Entries:
▶

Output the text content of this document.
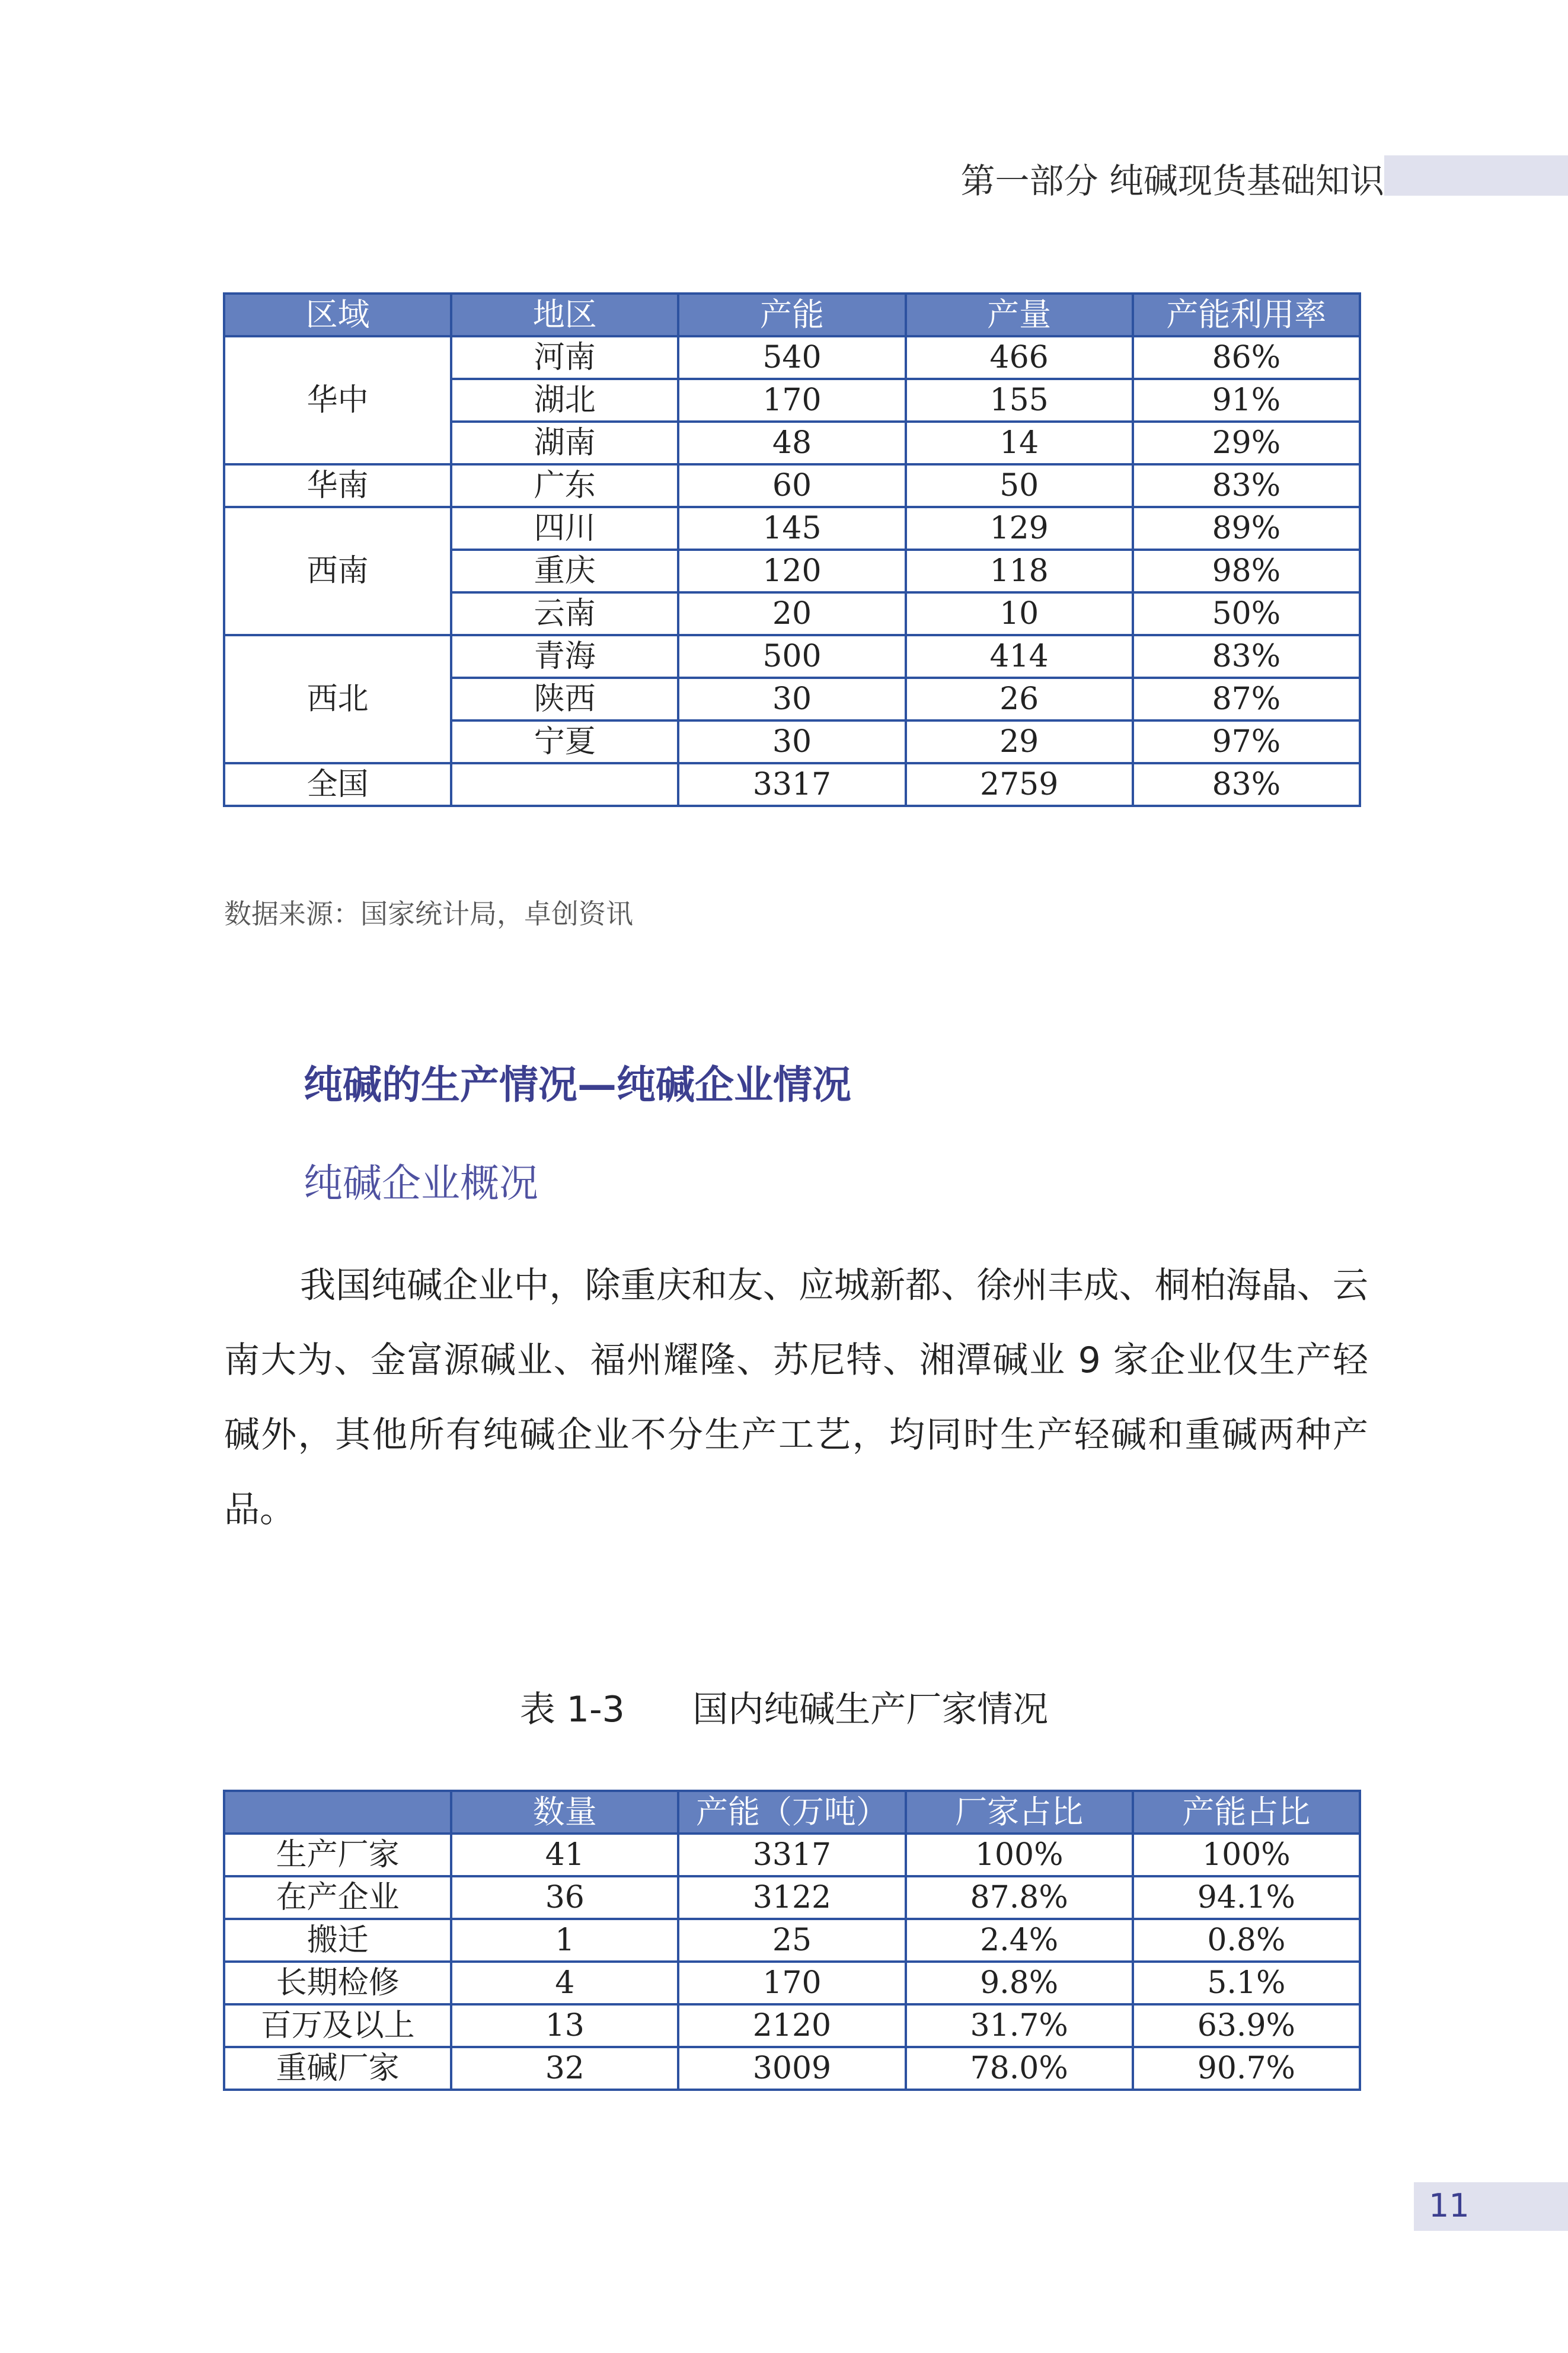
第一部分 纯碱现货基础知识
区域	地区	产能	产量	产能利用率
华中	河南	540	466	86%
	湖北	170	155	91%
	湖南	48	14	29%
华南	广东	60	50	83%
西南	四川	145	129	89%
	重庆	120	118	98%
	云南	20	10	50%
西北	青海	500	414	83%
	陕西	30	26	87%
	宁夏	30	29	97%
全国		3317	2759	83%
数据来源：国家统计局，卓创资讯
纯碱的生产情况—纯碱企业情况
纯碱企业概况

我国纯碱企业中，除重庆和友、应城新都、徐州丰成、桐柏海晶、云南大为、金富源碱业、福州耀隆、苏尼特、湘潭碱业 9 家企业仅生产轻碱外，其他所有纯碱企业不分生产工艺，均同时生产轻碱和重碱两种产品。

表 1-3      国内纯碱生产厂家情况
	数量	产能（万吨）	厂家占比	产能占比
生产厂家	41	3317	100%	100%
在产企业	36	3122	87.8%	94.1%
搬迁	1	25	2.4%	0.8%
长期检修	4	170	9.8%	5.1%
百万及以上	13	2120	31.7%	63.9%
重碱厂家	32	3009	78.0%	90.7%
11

◀

Work instructions:
Exclude the pictures and transcribe all of the entries exactly.

Written reply:
Output the text content of this document.
第一部分 纯碱现货基础知识
区域	地区	产能	产量	产能利用率
华中	河南	540	466	86%
	湖北	170	155	91%
	湖南	48	14	29%
华南	广东	60	50	83%
西南	四川	145	129	89%
	重庆	120	118	98%
	云南	20	10	50%
西北	青海	500	414	83%
	陕西	30	26	87%
	宁夏	30	29	97%
全国		3317	2759	83%
数据来源：国家统计局，卓创资讯
纯碱的生产情况—纯碱企业情况
纯碱企业概况

我国纯碱企业中，除重庆和友、应城新都、徐州丰成、桐柏海晶、云南大为、金富源碱业、福州耀隆、苏尼特、湘潭碱业 9 家企业仅生产轻碱外，其他所有纯碱企业不分生产工艺，均同时生产轻碱和重碱两种产品。

表 1-3      国内纯碱生产厂家情况
	数量	产能（万吨）	厂家占比	产能占比
生产厂家	41	3317	100%	100%
在产企业	36	3122	87.8%	94.1%
搬迁	1	25	2.4%	0.8%
长期检修	4	170	9.8%	5.1%
百万及以上	13	2120	31.7%	63.9%
重碱厂家	32	3009	78.0%	90.7%
11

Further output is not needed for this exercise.